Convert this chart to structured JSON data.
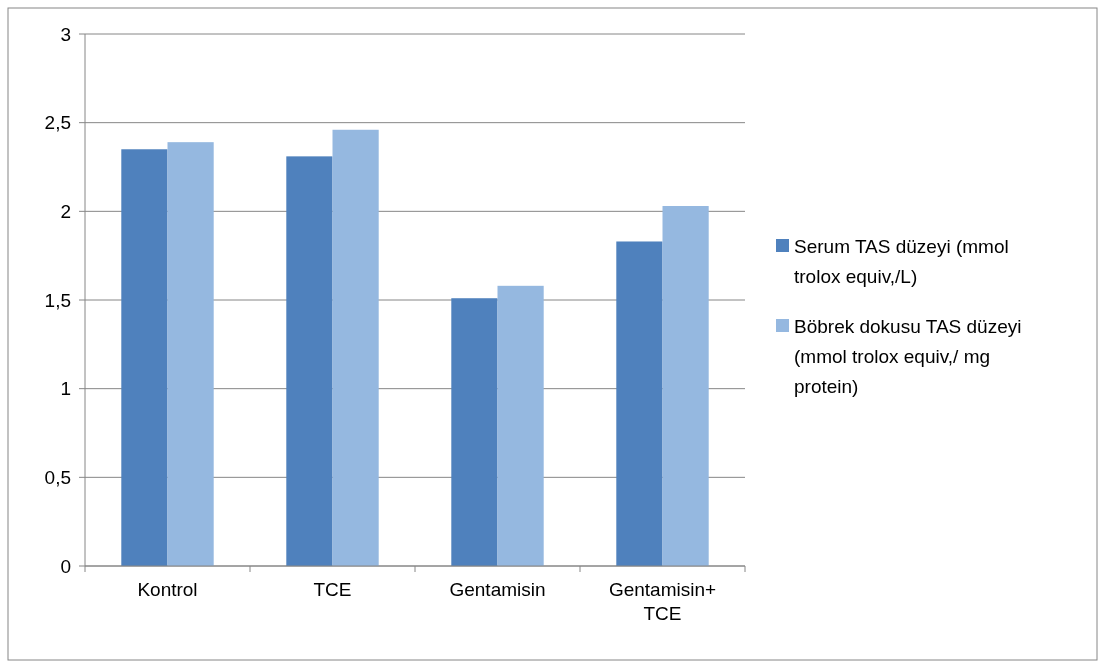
{
  "chart_data": {
    "type": "bar",
    "categories": [
      "Kontrol",
      "TCE",
      "Gentamisin",
      "Gentamisin+ TCE"
    ],
    "series": [
      {
        "name": "Serum TAS düzeyi (mmol trolox equiv,/L)",
        "color": "#4f81bd",
        "values": [
          2.35,
          2.31,
          1.51,
          1.83
        ]
      },
      {
        "name": "Böbrek dokusu TAS düzeyi (mmol trolox equiv,/ mg protein)",
        "color": "#95b8e0",
        "values": [
          2.39,
          2.46,
          1.58,
          2.03
        ]
      }
    ],
    "ylim": [
      0,
      3
    ],
    "yticks": [
      0,
      {
        "value": 0.5,
        "label": "0,5"
      },
      1,
      {
        "value": 1.5,
        "label": "1,5"
      },
      2,
      {
        "value": 2.5,
        "label": "2,5"
      },
      3
    ],
    "grid": "y",
    "legend": "right"
  }
}
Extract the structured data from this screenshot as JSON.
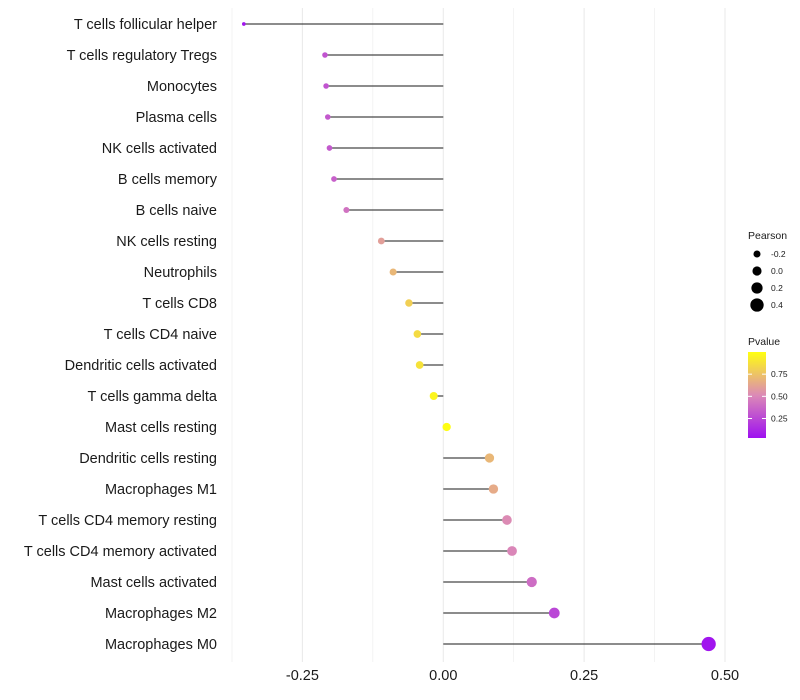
{
  "chart_data": {
    "type": "lollipop",
    "x": {
      "ticks": [
        -0.25,
        0.0,
        0.25,
        0.5
      ],
      "tick_labels": [
        "-0.25",
        "0.00",
        "0.25",
        "0.50"
      ],
      "xlim": [
        -0.375,
        0.5
      ]
    },
    "categories": [
      "T cells follicular helper",
      "T cells regulatory  Tregs",
      "Monocytes",
      "Plasma cells",
      "NK cells activated",
      "B cells memory",
      "B cells naive",
      "NK cells resting",
      "Neutrophils",
      "T cells CD8",
      "T cells CD4 naive",
      "Dendritic cells activated",
      "T cells gamma delta",
      "Mast cells resting",
      "Dendritic cells resting",
      "Macrophages M1",
      "T cells CD4 memory resting",
      "T cells CD4 memory activated",
      "Mast cells activated",
      "Macrophages M2",
      "Macrophages M0"
    ],
    "pearson": [
      -0.354,
      -0.21,
      -0.208,
      -0.205,
      -0.202,
      -0.194,
      -0.172,
      -0.11,
      -0.089,
      -0.061,
      -0.046,
      -0.042,
      -0.017,
      0.006,
      0.082,
      0.089,
      0.113,
      0.122,
      0.157,
      0.197,
      0.471
    ],
    "pvalue": [
      0.05,
      0.3,
      0.3,
      0.32,
      0.32,
      0.35,
      0.42,
      0.6,
      0.7,
      0.8,
      0.85,
      0.88,
      0.96,
      0.99,
      0.7,
      0.65,
      0.52,
      0.5,
      0.4,
      0.25,
      0.05
    ],
    "size_legend": {
      "title": "Pearson",
      "values": [
        -0.2,
        0.0,
        0.2,
        0.4
      ],
      "labels": [
        "-0.2",
        "0.0",
        "0.2",
        "0.4"
      ]
    },
    "color_legend": {
      "title": "Pvalue",
      "ticks": [
        0.75,
        0.5,
        0.25
      ],
      "labels": [
        "0.75",
        "0.50",
        "0.25"
      ],
      "range": [
        0.03,
        1.0
      ],
      "low_color": "#9e10f0",
      "mid_color": "#dc8ab6",
      "high_color": "#ffff10"
    },
    "stem_color": "#1a1a1a",
    "grid_color": "#ebebeb"
  }
}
▬▬▬
REQUIRED ACTION ▸ Excluding pictures, print all lines above exactly.

OUTPUT OF THE EXERCISE ▸
Convert this chart to structured JSON data.
{
  "chart_data": {
    "type": "bar",
    "categories": [
      "Kontrol",
      "TCE",
      "Gentamisin",
      "Gentamisin+ TCE"
    ],
    "series": [
      {
        "name": "Serum TAS düzeyi (mmol trolox equiv,/L)",
        "color": "#4f81bd",
        "values": [
          2.35,
          2.31,
          1.51,
          1.83
        ]
      },
      {
        "name": "Böbrek dokusu TAS düzeyi (mmol trolox equiv,/ mg protein)",
        "color": "#95b8e0",
        "values": [
          2.39,
          2.46,
          1.58,
          2.03
        ]
      }
    ],
    "ylim": [
      0,
      3
    ],
    "yticks": [
      0,
      {
        "value": 0.5,
        "label": "0,5"
      },
      1,
      {
        "value": 1.5,
        "label": "1,5"
      },
      2,
      {
        "value": 2.5,
        "label": "2,5"
      },
      3
    ],
    "grid": "y",
    "legend": "right"
  }
}
Extract the structured data from this screenshot as JSON.
{
  "chart_data": {
    "type": "lollipop",
    "x": {
      "ticks": [
        -0.25,
        0.0,
        0.25,
        0.5
      ],
      "tick_labels": [
        "-0.25",
        "0.00",
        "0.25",
        "0.50"
      ],
      "xlim": [
        -0.375,
        0.5
      ]
    },
    "categories": [
      "T cells follicular helper",
      "T cells regulatory  Tregs",
      "Monocytes",
      "Plasma cells",
      "NK cells activated",
      "B cells memory",
      "B cells naive",
      "NK cells resting",
      "Neutrophils",
      "T cells CD8",
      "T cells CD4 naive",
      "Dendritic cells activated",
      "T cells gamma delta",
      "Mast cells resting",
      "Dendritic cells resting",
      "Macrophages M1",
      "T cells CD4 memory resting",
      "T cells CD4 memory activated",
      "Mast cells activated",
      "Macrophages M2",
      "Macrophages M0"
    ],
    "pearson": [
      -0.354,
      -0.21,
      -0.208,
      -0.205,
      -0.202,
      -0.194,
      -0.172,
      -0.11,
      -0.089,
      -0.061,
      -0.046,
      -0.042,
      -0.017,
      0.006,
      0.082,
      0.089,
      0.113,
      0.122,
      0.157,
      0.197,
      0.471
    ],
    "pvalue": [
      0.05,
      0.3,
      0.3,
      0.32,
      0.32,
      0.35,
      0.42,
      0.6,
      0.7,
      0.8,
      0.85,
      0.88,
      0.96,
      0.99,
      0.7,
      0.65,
      0.52,
      0.5,
      0.4,
      0.25,
      0.05
    ],
    "size_legend": {
      "title": "Pearson",
      "values": [
        -0.2,
        0.0,
        0.2,
        0.4
      ],
      "labels": [
        "-0.2",
        "0.0",
        "0.2",
        "0.4"
      ]
    },
    "color_legend": {
      "title": "Pvalue",
      "ticks": [
        0.75,
        0.5,
        0.25
      ],
      "labels": [
        "0.75",
        "0.50",
        "0.25"
      ],
      "range": [
        0.03,
        1.0
      ],
      "low_color": "#9e10f0",
      "mid_color": "#dc8ab6",
      "high_color": "#ffff10"
    },
    "stem_color": "#1a1a1a",
    "grid_color": "#ebebeb"
  }
}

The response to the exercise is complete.